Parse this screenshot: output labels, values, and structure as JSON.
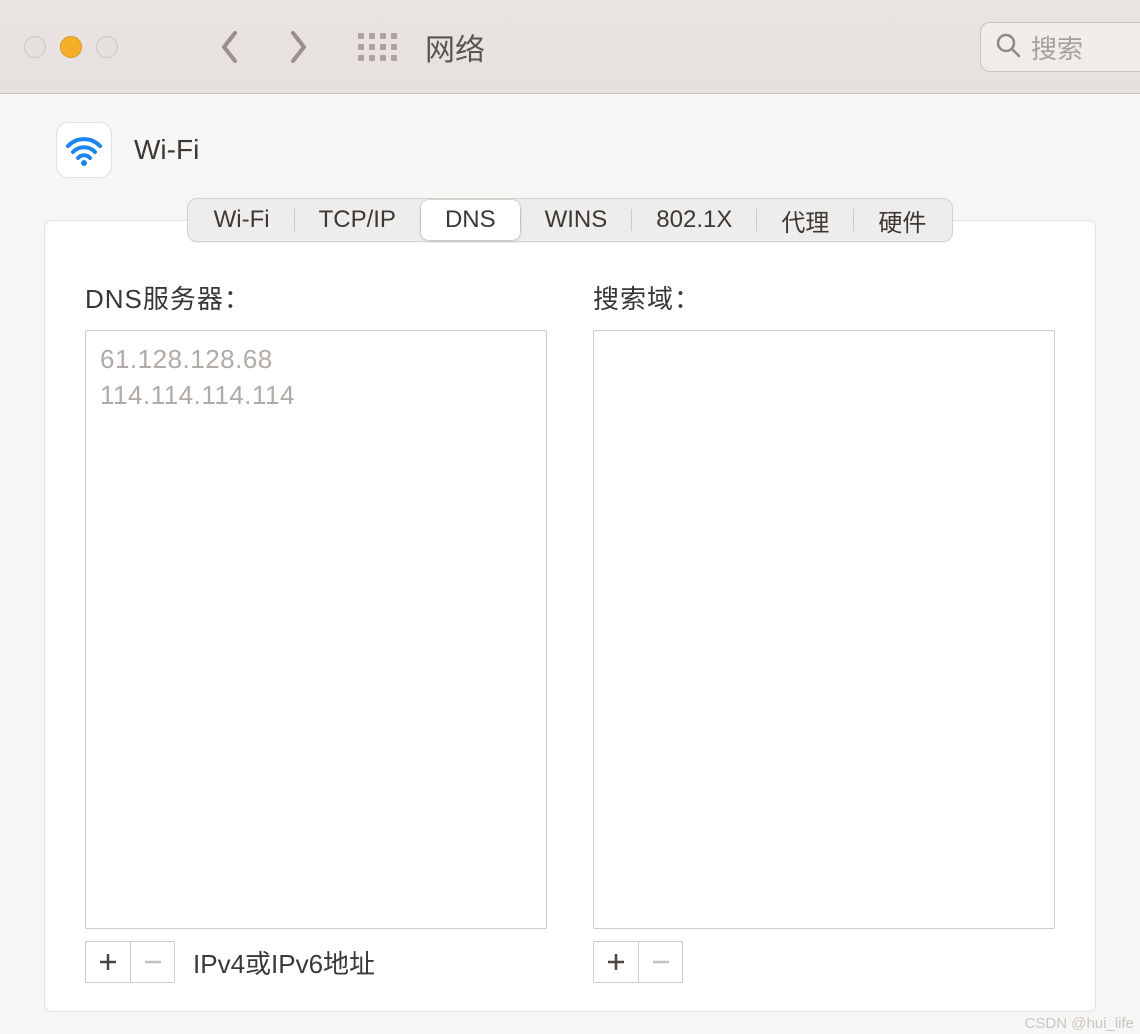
{
  "window": {
    "title": "网络"
  },
  "search": {
    "placeholder": "搜索"
  },
  "interface": {
    "label": "Wi-Fi"
  },
  "tabs": [
    {
      "label": "Wi-Fi",
      "active": false
    },
    {
      "label": "TCP/IP",
      "active": false
    },
    {
      "label": "DNS",
      "active": true
    },
    {
      "label": "WINS",
      "active": false
    },
    {
      "label": "802.1X",
      "active": false
    },
    {
      "label": "代理",
      "active": false
    },
    {
      "label": "硬件",
      "active": false
    }
  ],
  "dns": {
    "label": "DNS服务器：",
    "servers": [
      "61.128.128.68",
      "114.114.114.114"
    ],
    "hint": "IPv4或IPv6地址"
  },
  "search_domains": {
    "label": "搜索域：",
    "domains": []
  },
  "watermark": "CSDN @hui_life"
}
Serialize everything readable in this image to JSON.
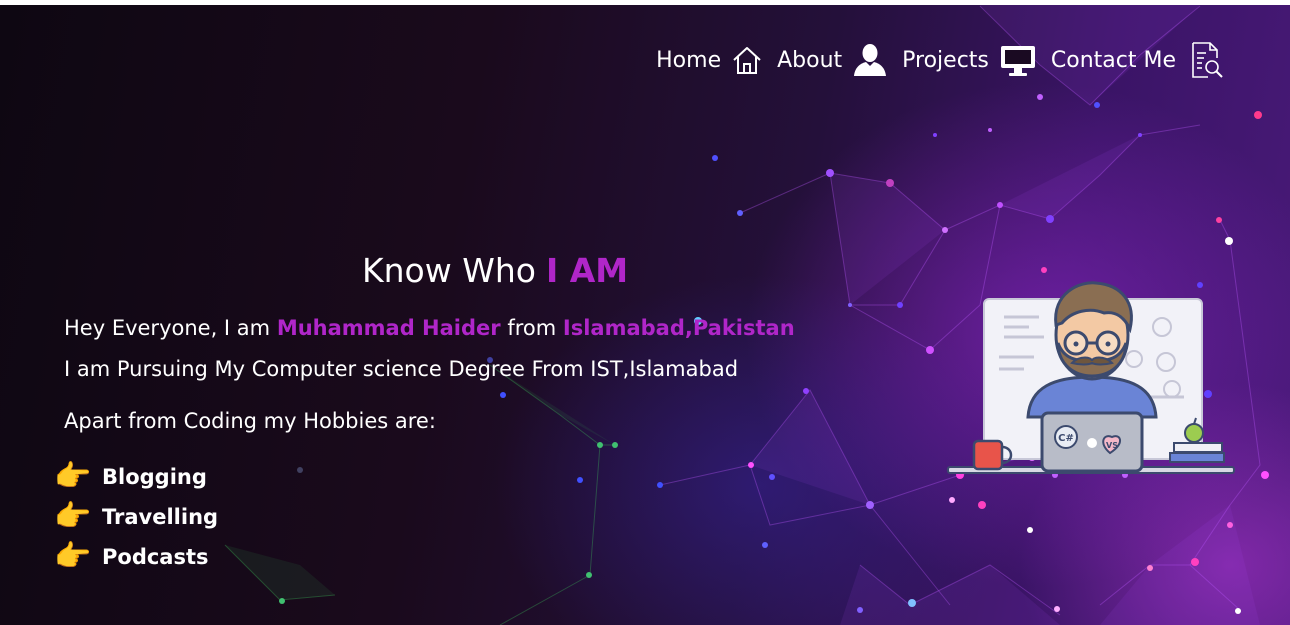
{
  "nav": {
    "items": [
      {
        "label": "Home",
        "icon": "home-icon"
      },
      {
        "label": "About",
        "icon": "user-icon"
      },
      {
        "label": "Projects",
        "icon": "monitor-icon"
      },
      {
        "label": "Contact Me",
        "icon": "document-search-icon"
      }
    ]
  },
  "hero": {
    "title_prefix": "Know Who",
    "title_accent": "I AM",
    "intro_text": "Hey Everyone, I am",
    "name": "Muhammad Haider",
    "from_text": "from",
    "location": "Islamabad,Pakistan",
    "line2": "I am Pursuing My Computer science Degree From IST,Islamabad",
    "line3": "Apart from Coding my Hobbies are:",
    "hobbies": [
      {
        "emoji": "👉",
        "label": "Blogging"
      },
      {
        "emoji": "👉",
        "label": "Travelling"
      },
      {
        "emoji": "👉",
        "label": "Podcasts"
      }
    ],
    "laptop_stickers": [
      "C#",
      "VS"
    ]
  },
  "colors": {
    "accent": "#b026c9",
    "background_dark": "#0e0712",
    "background_purple": "#4a1a7a"
  }
}
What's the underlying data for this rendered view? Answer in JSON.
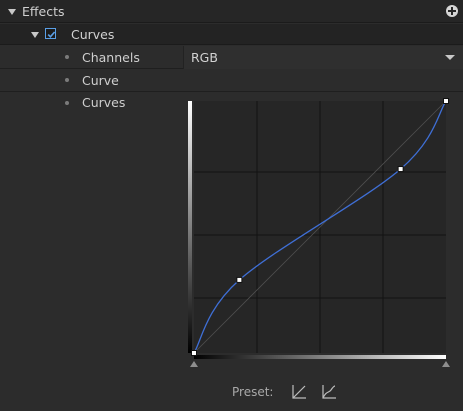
{
  "panel": {
    "title": "Effects"
  },
  "effect": {
    "name": "Curves",
    "enabled": true
  },
  "properties": {
    "channels_label": "Channels",
    "channels_value": "RGB",
    "curve_label": "Curve",
    "curves_label": "Curves"
  },
  "curve_editor": {
    "control_points": [
      [
        0,
        0
      ],
      [
        0.18,
        0.29
      ],
      [
        0.82,
        0.73
      ],
      [
        1,
        1
      ]
    ],
    "grid_divisions": 4,
    "curve_color": "#3f6fd6"
  },
  "preset": {
    "label": "Preset:"
  },
  "colors": {
    "accent": "#5a9fe6",
    "background": "#2c2c2c"
  }
}
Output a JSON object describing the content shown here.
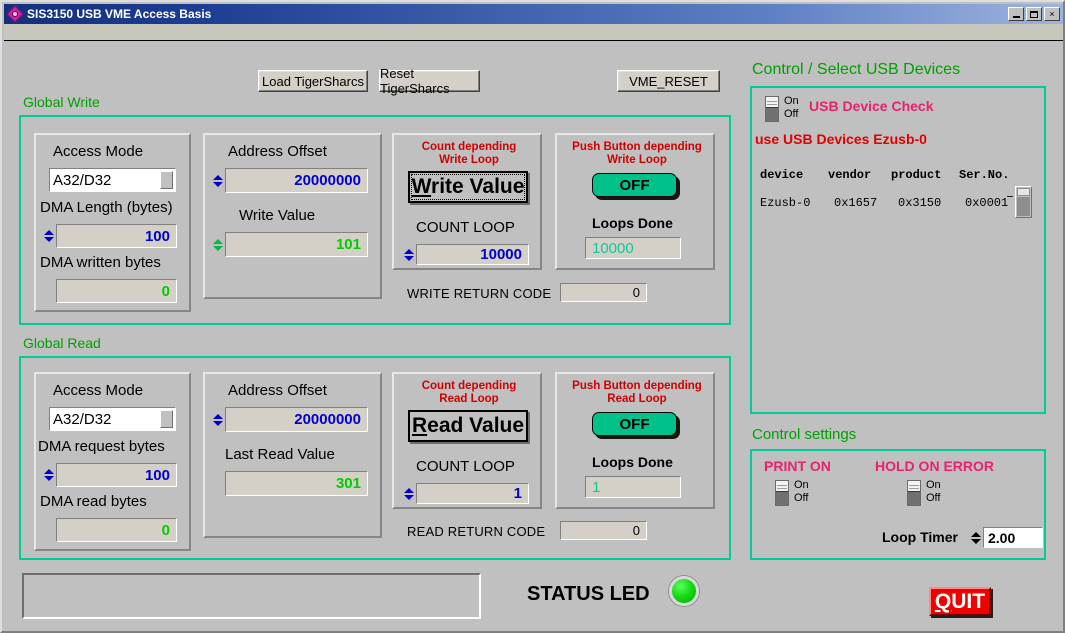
{
  "window": {
    "title": "SIS3150 USB VME Access Basis",
    "icon": "app-diamond-icon",
    "buttons": {
      "minimize": "_",
      "maximize": "□",
      "close": "×"
    }
  },
  "toolbar": {
    "load_tigersharcs": "Load TigerSharcs",
    "reset_tigersharcs": "Reset TigerSharcs",
    "vme_reset": "VME_RESET"
  },
  "global_write": {
    "title": "Global  Write",
    "access": {
      "access_mode_label": "Access Mode",
      "access_mode_value": "A32/D32",
      "dma_length_label": "DMA Length (bytes)",
      "dma_length_value": "100",
      "dma_written_label": "DMA written bytes",
      "dma_written_value": "0"
    },
    "address": {
      "address_offset_label": "Address Offset",
      "address_offset_value": "20000000",
      "write_value_label": "Write Value",
      "write_value_value": "101"
    },
    "count": {
      "caption_line1": "Count depending",
      "caption_line2": "Write Loop",
      "button_accel": "W",
      "button_rest": "rite Value",
      "count_loop_label": "COUNT LOOP",
      "count_loop_value": "10000"
    },
    "push": {
      "caption_line1": "Push Button depending",
      "caption_line2": "Write Loop",
      "toggle_state": "OFF",
      "loops_done_label": "Loops Done",
      "loops_done_value": "10000"
    },
    "return_code_label": "WRITE RETURN CODE",
    "return_code_value": "0"
  },
  "global_read": {
    "title": "Global  Read",
    "access": {
      "access_mode_label": "Access Mode",
      "access_mode_value": "A32/D32",
      "dma_request_label": "DMA request bytes",
      "dma_request_value": "100",
      "dma_read_label": "DMA read bytes",
      "dma_read_value": "0"
    },
    "address": {
      "address_offset_label": "Address Offset",
      "address_offset_value": "20000000",
      "last_read_label": "Last Read Value",
      "last_read_value": "301"
    },
    "count": {
      "caption_line1": "Count depending",
      "caption_line2": "Read Loop",
      "button_accel": "R",
      "button_rest": "ead Value",
      "count_loop_label": "COUNT LOOP",
      "count_loop_value": "1"
    },
    "push": {
      "caption_line1": "Push Button depending",
      "caption_line2": "Read Loop",
      "toggle_state": "OFF",
      "loops_done_label": "Loops Done",
      "loops_done_value": "1"
    },
    "return_code_label": "READ RETURN CODE",
    "return_code_value": "0"
  },
  "usb_panel": {
    "title": "Control / Select USB Devices",
    "check_switch": {
      "on_label": "On",
      "off_label": "Off",
      "state": "Off"
    },
    "check_label": "USB Device Check",
    "in_use_label": "use USB Devices Ezusb-0",
    "table": {
      "headers": [
        "device",
        "vendor",
        "product",
        "Ser.No."
      ],
      "rows": [
        [
          "Ezusb-0",
          "0x1657",
          "0x3150",
          "0x0001"
        ]
      ]
    }
  },
  "control_settings": {
    "title": "Control settings",
    "print_on": {
      "label": "PRINT ON",
      "on_label": "On",
      "off_label": "Off",
      "state": "Off"
    },
    "hold_on_error": {
      "label": "HOLD ON ERROR",
      "on_label": "On",
      "off_label": "Off",
      "state": "Off"
    },
    "loop_timer_label": "Loop Timer",
    "loop_timer_value": "2.00"
  },
  "footer": {
    "log_value": "",
    "status_led_label": "STATUS LED",
    "status_led_state": "on",
    "quit_accel": "Q",
    "quit_rest": "UIT"
  },
  "colors": {
    "frame_green": "#00cc99",
    "group_title_green": "#00a000",
    "caption_red": "#d00000",
    "pink": "#e8226e",
    "value_blue": "#0000d0",
    "value_green": "#00cc00",
    "teal": "#11c79a",
    "quit_red": "#f00000",
    "led_green": "#16dd16"
  }
}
_ _ _ _
Will you set down the records word for word while leaving out every picture?

# WRITTEN RESPONSE:
Parse this screenshot: output labels, values, and structure as JSON.
{
  "window": {
    "title": "网络"
  },
  "search": {
    "placeholder": "搜索"
  },
  "interface": {
    "label": "Wi-Fi"
  },
  "tabs": [
    {
      "label": "Wi-Fi",
      "active": false
    },
    {
      "label": "TCP/IP",
      "active": false
    },
    {
      "label": "DNS",
      "active": true
    },
    {
      "label": "WINS",
      "active": false
    },
    {
      "label": "802.1X",
      "active": false
    },
    {
      "label": "代理",
      "active": false
    },
    {
      "label": "硬件",
      "active": false
    }
  ],
  "dns": {
    "label": "DNS服务器：",
    "servers": [
      "61.128.128.68",
      "114.114.114.114"
    ],
    "hint": "IPv4或IPv6地址"
  },
  "search_domains": {
    "label": "搜索域：",
    "domains": []
  },
  "watermark": "CSDN @hui_life"
}
Serialize everything readable in this image to JSON.
{
  "nav": {
    "items": [
      {
        "label": "Home",
        "icon": "home-icon"
      },
      {
        "label": "About",
        "icon": "user-icon"
      },
      {
        "label": "Projects",
        "icon": "monitor-icon"
      },
      {
        "label": "Contact Me",
        "icon": "document-search-icon"
      }
    ]
  },
  "hero": {
    "title_prefix": "Know Who",
    "title_accent": "I AM",
    "intro_text": "Hey Everyone, I am",
    "name": "Muhammad Haider",
    "from_text": "from",
    "location": "Islamabad,Pakistan",
    "line2": "I am Pursuing My Computer science Degree From IST,Islamabad",
    "line3": "Apart from Coding my Hobbies are:",
    "hobbies": [
      {
        "emoji": "👉",
        "label": "Blogging"
      },
      {
        "emoji": "👉",
        "label": "Travelling"
      },
      {
        "emoji": "👉",
        "label": "Podcasts"
      }
    ],
    "laptop_stickers": [
      "C#",
      "VS"
    ]
  },
  "colors": {
    "accent": "#b026c9",
    "background_dark": "#0e0712",
    "background_purple": "#4a1a7a"
  }
}
What's the underlying data for this rendered view? Answer in JSON.
{
  "panel": {
    "title": "Effects"
  },
  "effect": {
    "name": "Curves",
    "enabled": true
  },
  "properties": {
    "channels_label": "Channels",
    "channels_value": "RGB",
    "curve_label": "Curve",
    "curves_label": "Curves"
  },
  "curve_editor": {
    "control_points": [
      [
        0,
        0
      ],
      [
        0.18,
        0.29
      ],
      [
        0.82,
        0.73
      ],
      [
        1,
        1
      ]
    ],
    "grid_divisions": 4,
    "curve_color": "#3f6fd6"
  },
  "preset": {
    "label": "Preset:"
  },
  "colors": {
    "accent": "#5a9fe6",
    "background": "#2c2c2c"
  }
}
Output a JSON object describing the content shown here.
{
  "window": {
    "title": "SIS3150 USB VME Access Basis",
    "icon": "app-diamond-icon",
    "buttons": {
      "minimize": "_",
      "maximize": "□",
      "close": "×"
    }
  },
  "toolbar": {
    "load_tigersharcs": "Load TigerSharcs",
    "reset_tigersharcs": "Reset TigerSharcs",
    "vme_reset": "VME_RESET"
  },
  "global_write": {
    "title": "Global  Write",
    "access": {
      "access_mode_label": "Access Mode",
      "access_mode_value": "A32/D32",
      "dma_length_label": "DMA Length (bytes)",
      "dma_length_value": "100",
      "dma_written_label": "DMA written bytes",
      "dma_written_value": "0"
    },
    "address": {
      "address_offset_label": "Address Offset",
      "address_offset_value": "20000000",
      "write_value_label": "Write Value",
      "write_value_value": "101"
    },
    "count": {
      "caption_line1": "Count depending",
      "caption_line2": "Write Loop",
      "button_accel": "W",
      "button_rest": "rite Value",
      "count_loop_label": "COUNT LOOP",
      "count_loop_value": "10000"
    },
    "push": {
      "caption_line1": "Push Button depending",
      "caption_line2": "Write Loop",
      "toggle_state": "OFF",
      "loops_done_label": "Loops Done",
      "loops_done_value": "10000"
    },
    "return_code_label": "WRITE RETURN CODE",
    "return_code_value": "0"
  },
  "global_read": {
    "title": "Global  Read",
    "access": {
      "access_mode_label": "Access Mode",
      "access_mode_value": "A32/D32",
      "dma_request_label": "DMA request bytes",
      "dma_request_value": "100",
      "dma_read_label": "DMA read bytes",
      "dma_read_value": "0"
    },
    "address": {
      "address_offset_label": "Address Offset",
      "address_offset_value": "20000000",
      "last_read_label": "Last Read Value",
      "last_read_value": "301"
    },
    "count": {
      "caption_line1": "Count depending",
      "caption_line2": "Read Loop",
      "button_accel": "R",
      "button_rest": "ead Value",
      "count_loop_label": "COUNT LOOP",
      "count_loop_value": "1"
    },
    "push": {
      "caption_line1": "Push Button depending",
      "caption_line2": "Read Loop",
      "toggle_state": "OFF",
      "loops_done_label": "Loops Done",
      "loops_done_value": "1"
    },
    "return_code_label": "READ RETURN CODE",
    "return_code_value": "0"
  },
  "usb_panel": {
    "title": "Control / Select USB Devices",
    "check_switch": {
      "on_label": "On",
      "off_label": "Off",
      "state": "Off"
    },
    "check_label": "USB Device Check",
    "in_use_label": "use USB Devices Ezusb-0",
    "table": {
      "headers": [
        "device",
        "vendor",
        "product",
        "Ser.No."
      ],
      "rows": [
        [
          "Ezusb-0",
          "0x1657",
          "0x3150",
          "0x0001"
        ]
      ]
    }
  },
  "control_settings": {
    "title": "Control settings",
    "print_on": {
      "label": "PRINT ON",
      "on_label": "On",
      "off_label": "Off",
      "state": "Off"
    },
    "hold_on_error": {
      "label": "HOLD ON ERROR",
      "on_label": "On",
      "off_label": "Off",
      "state": "Off"
    },
    "loop_timer_label": "Loop Timer",
    "loop_timer_value": "2.00"
  },
  "footer": {
    "log_value": "",
    "status_led_label": "STATUS LED",
    "status_led_state": "on",
    "quit_accel": "Q",
    "quit_rest": "UIT"
  },
  "colors": {
    "frame_green": "#00cc99",
    "group_title_green": "#00a000",
    "caption_red": "#d00000",
    "pink": "#e8226e",
    "value_blue": "#0000d0",
    "value_green": "#00cc00",
    "teal": "#11c79a",
    "quit_red": "#f00000",
    "led_green": "#16dd16"
  }
}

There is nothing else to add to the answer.